**GIVEN REQUEST**
Below is a set of records. Repeat all of them exactly.
-=-=-=-=-
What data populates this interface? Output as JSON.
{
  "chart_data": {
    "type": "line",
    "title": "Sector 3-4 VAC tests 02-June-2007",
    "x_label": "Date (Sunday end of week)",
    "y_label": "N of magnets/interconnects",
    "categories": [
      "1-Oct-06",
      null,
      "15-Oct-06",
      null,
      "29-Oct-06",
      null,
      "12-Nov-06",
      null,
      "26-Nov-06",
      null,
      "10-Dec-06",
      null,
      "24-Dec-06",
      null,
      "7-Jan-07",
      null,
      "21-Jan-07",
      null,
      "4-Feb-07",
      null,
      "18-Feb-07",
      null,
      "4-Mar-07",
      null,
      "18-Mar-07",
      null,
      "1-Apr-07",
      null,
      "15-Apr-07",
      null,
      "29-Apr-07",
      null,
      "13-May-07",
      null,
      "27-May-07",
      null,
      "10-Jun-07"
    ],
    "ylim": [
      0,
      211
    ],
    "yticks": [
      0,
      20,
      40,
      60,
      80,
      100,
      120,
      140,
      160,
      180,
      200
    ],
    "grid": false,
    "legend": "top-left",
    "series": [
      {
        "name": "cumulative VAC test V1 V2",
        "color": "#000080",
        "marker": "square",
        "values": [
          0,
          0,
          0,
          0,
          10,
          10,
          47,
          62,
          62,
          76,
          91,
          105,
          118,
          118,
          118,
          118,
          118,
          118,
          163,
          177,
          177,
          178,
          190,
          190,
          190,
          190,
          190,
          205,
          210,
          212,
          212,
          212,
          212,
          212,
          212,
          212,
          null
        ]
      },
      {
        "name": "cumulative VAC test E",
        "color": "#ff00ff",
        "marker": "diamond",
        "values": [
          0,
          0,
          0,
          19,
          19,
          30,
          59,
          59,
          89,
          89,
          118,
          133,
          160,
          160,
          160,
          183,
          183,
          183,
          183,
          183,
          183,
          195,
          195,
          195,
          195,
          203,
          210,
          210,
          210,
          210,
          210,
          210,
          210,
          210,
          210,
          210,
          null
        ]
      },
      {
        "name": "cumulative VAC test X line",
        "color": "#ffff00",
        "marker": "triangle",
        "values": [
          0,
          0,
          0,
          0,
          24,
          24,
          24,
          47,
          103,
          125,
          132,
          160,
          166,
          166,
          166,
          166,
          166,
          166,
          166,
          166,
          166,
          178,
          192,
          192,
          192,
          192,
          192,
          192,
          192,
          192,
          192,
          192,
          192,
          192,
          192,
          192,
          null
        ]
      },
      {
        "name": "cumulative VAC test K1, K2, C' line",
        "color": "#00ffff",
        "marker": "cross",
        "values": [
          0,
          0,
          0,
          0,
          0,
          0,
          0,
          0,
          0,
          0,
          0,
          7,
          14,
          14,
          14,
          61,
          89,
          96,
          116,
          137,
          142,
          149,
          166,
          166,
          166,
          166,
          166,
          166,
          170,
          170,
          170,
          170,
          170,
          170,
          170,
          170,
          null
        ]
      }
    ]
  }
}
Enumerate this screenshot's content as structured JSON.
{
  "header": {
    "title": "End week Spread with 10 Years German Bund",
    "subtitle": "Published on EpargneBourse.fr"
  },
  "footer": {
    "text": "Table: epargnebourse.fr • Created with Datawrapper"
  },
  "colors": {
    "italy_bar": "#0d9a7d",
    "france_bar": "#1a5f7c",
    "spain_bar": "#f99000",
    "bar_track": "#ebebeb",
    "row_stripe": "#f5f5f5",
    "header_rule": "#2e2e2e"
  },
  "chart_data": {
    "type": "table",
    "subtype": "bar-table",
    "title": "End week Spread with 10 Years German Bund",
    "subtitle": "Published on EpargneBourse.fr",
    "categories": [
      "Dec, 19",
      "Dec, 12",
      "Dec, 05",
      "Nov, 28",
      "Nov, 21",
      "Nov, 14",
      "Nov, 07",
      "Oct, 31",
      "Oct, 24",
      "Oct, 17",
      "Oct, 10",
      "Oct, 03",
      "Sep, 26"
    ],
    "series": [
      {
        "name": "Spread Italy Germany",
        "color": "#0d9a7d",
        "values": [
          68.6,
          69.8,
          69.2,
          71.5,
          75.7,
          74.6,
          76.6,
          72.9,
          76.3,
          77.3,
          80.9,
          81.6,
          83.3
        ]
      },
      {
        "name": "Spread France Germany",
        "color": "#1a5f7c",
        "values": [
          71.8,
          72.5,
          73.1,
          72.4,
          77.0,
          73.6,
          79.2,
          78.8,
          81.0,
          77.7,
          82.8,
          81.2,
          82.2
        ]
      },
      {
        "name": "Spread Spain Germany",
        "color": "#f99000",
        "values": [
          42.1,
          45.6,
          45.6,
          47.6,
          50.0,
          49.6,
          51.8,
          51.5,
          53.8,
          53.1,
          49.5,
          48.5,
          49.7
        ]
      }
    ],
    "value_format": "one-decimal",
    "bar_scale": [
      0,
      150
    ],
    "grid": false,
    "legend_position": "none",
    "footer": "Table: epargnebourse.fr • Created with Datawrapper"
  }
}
-=-=-=-=-
**REPLY**
What data populates this interface? Output as JSON.
{
  "chart_data": {
    "type": "line",
    "title": "Sector 3-4 VAC tests 02-June-2007",
    "x_label": "Date (Sunday end of week)",
    "y_label": "N of magnets/interconnects",
    "categories": [
      "1-Oct-06",
      null,
      "15-Oct-06",
      null,
      "29-Oct-06",
      null,
      "12-Nov-06",
      null,
      "26-Nov-06",
      null,
      "10-Dec-06",
      null,
      "24-Dec-06",
      null,
      "7-Jan-07",
      null,
      "21-Jan-07",
      null,
      "4-Feb-07",
      null,
      "18-Feb-07",
      null,
      "4-Mar-07",
      null,
      "18-Mar-07",
      null,
      "1-Apr-07",
      null,
      "15-Apr-07",
      null,
      "29-Apr-07",
      null,
      "13-May-07",
      null,
      "27-May-07",
      null,
      "10-Jun-07"
    ],
    "ylim": [
      0,
      211
    ],
    "yticks": [
      0,
      20,
      40,
      60,
      80,
      100,
      120,
      140,
      160,
      180,
      200
    ],
    "grid": false,
    "legend": "top-left",
    "series": [
      {
        "name": "cumulative VAC test V1 V2",
        "color": "#000080",
        "marker": "square",
        "values": [
          0,
          0,
          0,
          0,
          10,
          10,
          47,
          62,
          62,
          76,
          91,
          105,
          118,
          118,
          118,
          118,
          118,
          118,
          163,
          177,
          177,
          178,
          190,
          190,
          190,
          190,
          190,
          205,
          210,
          212,
          212,
          212,
          212,
          212,
          212,
          212,
          null
        ]
      },
      {
        "name": "cumulative VAC test E",
        "color": "#ff00ff",
        "marker": "diamond",
        "values": [
          0,
          0,
          0,
          19,
          19,
          30,
          59,
          59,
          89,
          89,
          118,
          133,
          160,
          160,
          160,
          183,
          183,
          183,
          183,
          183,
          183,
          195,
          195,
          195,
          195,
          203,
          210,
          210,
          210,
          210,
          210,
          210,
          210,
          210,
          210,
          210,
          null
        ]
      },
      {
        "name": "cumulative VAC test X line",
        "color": "#ffff00",
        "marker": "triangle",
        "values": [
          0,
          0,
          0,
          0,
          24,
          24,
          24,
          47,
          103,
          125,
          132,
          160,
          166,
          166,
          166,
          166,
          166,
          166,
          166,
          166,
          166,
          178,
          192,
          192,
          192,
          192,
          192,
          192,
          192,
          192,
          192,
          192,
          192,
          192,
          192,
          192,
          null
        ]
      },
      {
        "name": "cumulative VAC test K1, K2, C' line",
        "color": "#00ffff",
        "marker": "cross",
        "values": [
          0,
          0,
          0,
          0,
          0,
          0,
          0,
          0,
          0,
          0,
          0,
          7,
          14,
          14,
          14,
          61,
          89,
          96,
          116,
          137,
          142,
          149,
          166,
          166,
          166,
          166,
          166,
          166,
          170,
          170,
          170,
          170,
          170,
          170,
          170,
          170,
          null
        ]
      }
    ]
  }
}
Enumerate this screenshot's content as structured JSON.
{
  "header": {
    "title": "End week Spread with 10 Years German Bund",
    "subtitle": "Published on EpargneBourse.fr"
  },
  "footer": {
    "text": "Table: epargnebourse.fr • Created with Datawrapper"
  },
  "colors": {
    "italy_bar": "#0d9a7d",
    "france_bar": "#1a5f7c",
    "spain_bar": "#f99000",
    "bar_track": "#ebebeb",
    "row_stripe": "#f5f5f5",
    "header_rule": "#2e2e2e"
  },
  "chart_data": {
    "type": "table",
    "subtype": "bar-table",
    "title": "End week Spread with 10 Years German Bund",
    "subtitle": "Published on EpargneBourse.fr",
    "categories": [
      "Dec, 19",
      "Dec, 12",
      "Dec, 05",
      "Nov, 28",
      "Nov, 21",
      "Nov, 14",
      "Nov, 07",
      "Oct, 31",
      "Oct, 24",
      "Oct, 17",
      "Oct, 10",
      "Oct, 03",
      "Sep, 26"
    ],
    "series": [
      {
        "name": "Spread Italy Germany",
        "color": "#0d9a7d",
        "values": [
          68.6,
          69.8,
          69.2,
          71.5,
          75.7,
          74.6,
          76.6,
          72.9,
          76.3,
          77.3,
          80.9,
          81.6,
          83.3
        ]
      },
      {
        "name": "Spread France Germany",
        "color": "#1a5f7c",
        "values": [
          71.8,
          72.5,
          73.1,
          72.4,
          77.0,
          73.6,
          79.2,
          78.8,
          81.0,
          77.7,
          82.8,
          81.2,
          82.2
        ]
      },
      {
        "name": "Spread Spain Germany",
        "color": "#f99000",
        "values": [
          42.1,
          45.6,
          45.6,
          47.6,
          50.0,
          49.6,
          51.8,
          51.5,
          53.8,
          53.1,
          49.5,
          48.5,
          49.7
        ]
      }
    ],
    "value_format": "one-decimal",
    "bar_scale": [
      0,
      150
    ],
    "grid": false,
    "legend_position": "none",
    "footer": "Table: epargnebourse.fr • Created with Datawrapper"
  }
}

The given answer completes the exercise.